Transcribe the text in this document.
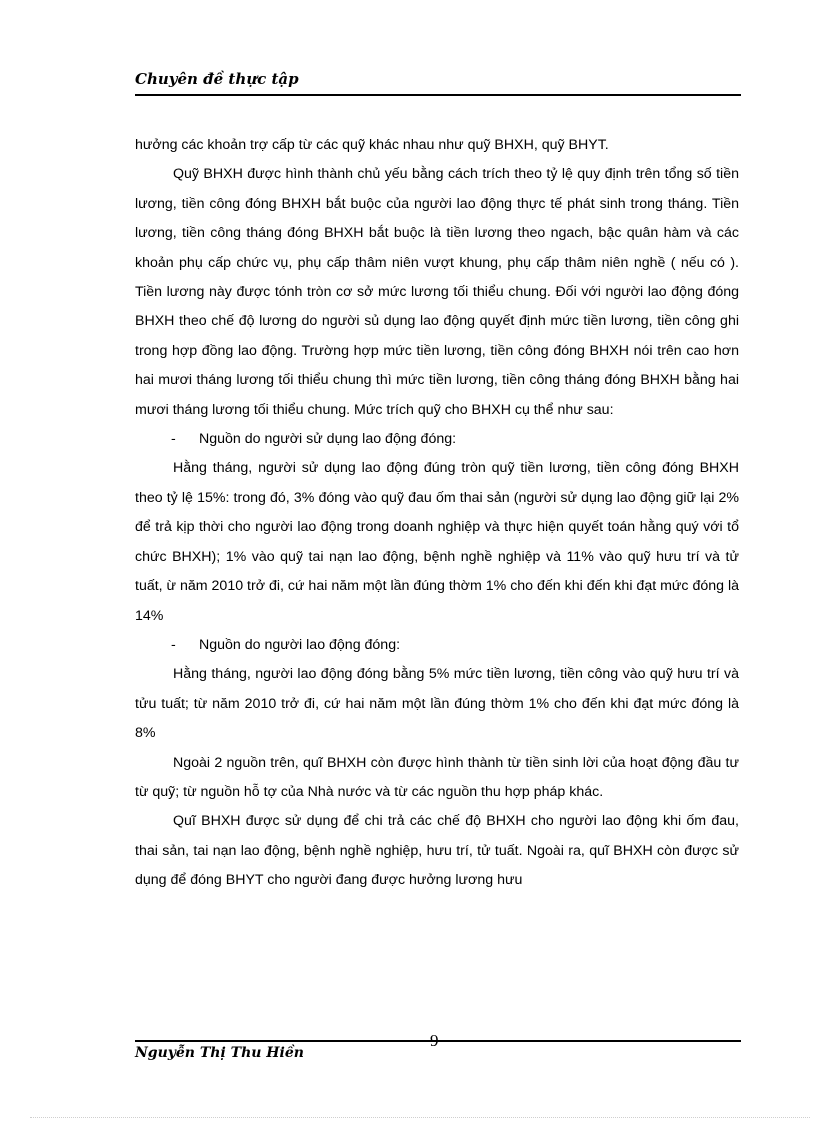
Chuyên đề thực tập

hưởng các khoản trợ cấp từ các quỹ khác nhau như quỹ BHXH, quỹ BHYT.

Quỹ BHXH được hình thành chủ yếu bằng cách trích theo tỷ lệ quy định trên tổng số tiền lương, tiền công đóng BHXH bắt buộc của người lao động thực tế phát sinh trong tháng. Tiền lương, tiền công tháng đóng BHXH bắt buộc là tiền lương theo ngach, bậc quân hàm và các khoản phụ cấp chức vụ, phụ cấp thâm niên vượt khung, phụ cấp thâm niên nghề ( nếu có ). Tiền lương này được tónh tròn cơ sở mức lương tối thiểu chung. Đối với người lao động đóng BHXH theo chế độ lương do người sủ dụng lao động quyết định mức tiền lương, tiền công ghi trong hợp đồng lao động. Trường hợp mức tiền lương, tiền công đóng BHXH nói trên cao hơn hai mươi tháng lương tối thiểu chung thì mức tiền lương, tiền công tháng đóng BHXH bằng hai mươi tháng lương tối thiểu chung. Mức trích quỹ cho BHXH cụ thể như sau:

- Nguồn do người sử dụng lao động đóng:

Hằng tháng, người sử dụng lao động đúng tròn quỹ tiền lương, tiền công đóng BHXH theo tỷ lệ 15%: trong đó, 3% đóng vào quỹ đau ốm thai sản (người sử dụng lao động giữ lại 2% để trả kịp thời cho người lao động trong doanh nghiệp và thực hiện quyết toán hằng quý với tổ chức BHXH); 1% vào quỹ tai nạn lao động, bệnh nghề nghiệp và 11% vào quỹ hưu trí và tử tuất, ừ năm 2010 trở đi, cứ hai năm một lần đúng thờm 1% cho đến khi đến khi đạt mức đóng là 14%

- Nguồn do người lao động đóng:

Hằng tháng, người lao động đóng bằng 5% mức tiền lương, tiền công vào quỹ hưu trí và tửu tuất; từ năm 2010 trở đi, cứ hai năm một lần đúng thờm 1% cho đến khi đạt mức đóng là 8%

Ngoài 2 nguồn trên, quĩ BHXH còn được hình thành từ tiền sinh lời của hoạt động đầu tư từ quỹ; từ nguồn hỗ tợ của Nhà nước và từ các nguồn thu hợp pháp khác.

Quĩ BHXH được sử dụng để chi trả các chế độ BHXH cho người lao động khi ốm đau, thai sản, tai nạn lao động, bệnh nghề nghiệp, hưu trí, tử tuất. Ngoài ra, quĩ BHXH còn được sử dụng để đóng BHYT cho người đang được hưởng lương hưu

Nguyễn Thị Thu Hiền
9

YOUR GOAL → Your copy should match the entries exactly, minus the pictures.

ANSWER IN FULL →
Transcribe the text in this document.
Chuyên đề thực tập

hưởng các khoản trợ cấp từ các quỹ khác nhau như quỹ BHXH, quỹ BHYT.

Quỹ BHXH được hình thành chủ yếu bằng cách trích theo tỷ lệ quy định trên tổng số tiền lương, tiền công đóng BHXH bắt buộc của người lao động thực tế phát sinh trong tháng. Tiền lương, tiền công tháng đóng BHXH bắt buộc là tiền lương theo ngach, bậc quân hàm và các khoản phụ cấp chức vụ, phụ cấp thâm niên vượt khung, phụ cấp thâm niên nghề ( nếu có ). Tiền lương này được tónh tròn cơ sở mức lương tối thiểu chung. Đối với người lao động đóng BHXH theo chế độ lương do người sủ dụng lao động quyết định mức tiền lương, tiền công ghi trong hợp đồng lao động. Trường hợp mức tiền lương, tiền công đóng BHXH nói trên cao hơn hai mươi tháng lương tối thiểu chung thì mức tiền lương, tiền công tháng đóng BHXH bằng hai mươi tháng lương tối thiểu chung. Mức trích quỹ cho BHXH cụ thể như sau:

- Nguồn do người sử dụng lao động đóng:

Hằng tháng, người sử dụng lao động đúng tròn quỹ tiền lương, tiền công đóng BHXH theo tỷ lệ 15%: trong đó, 3% đóng vào quỹ đau ốm thai sản (người sử dụng lao động giữ lại 2% để trả kịp thời cho người lao động trong doanh nghiệp và thực hiện quyết toán hằng quý với tổ chức BHXH); 1% vào quỹ tai nạn lao động, bệnh nghề nghiệp và 11% vào quỹ hưu trí và tử tuất, ừ năm 2010 trở đi, cứ hai năm một lần đúng thờm 1% cho đến khi đến khi đạt mức đóng là 14%

- Nguồn do người lao động đóng:

Hằng tháng, người lao động đóng bằng 5% mức tiền lương, tiền công vào quỹ hưu trí và tửu tuất; từ năm 2010 trở đi, cứ hai năm một lần đúng thờm 1% cho đến khi đạt mức đóng là 8%

Ngoài 2 nguồn trên, quĩ BHXH còn được hình thành từ tiền sinh lời của hoạt động đầu tư từ quỹ; từ nguồn hỗ tợ của Nhà nước và từ các nguồn thu hợp pháp khác.

Quĩ BHXH được sử dụng để chi trả các chế độ BHXH cho người lao động khi ốm đau, thai sản, tai nạn lao động, bệnh nghề nghiệp, hưu trí, tử tuất. Ngoài ra, quĩ BHXH còn được sử dụng để đóng BHYT cho người đang được hưởng lương hưu

Nguyễn Thị Thu Hiền
9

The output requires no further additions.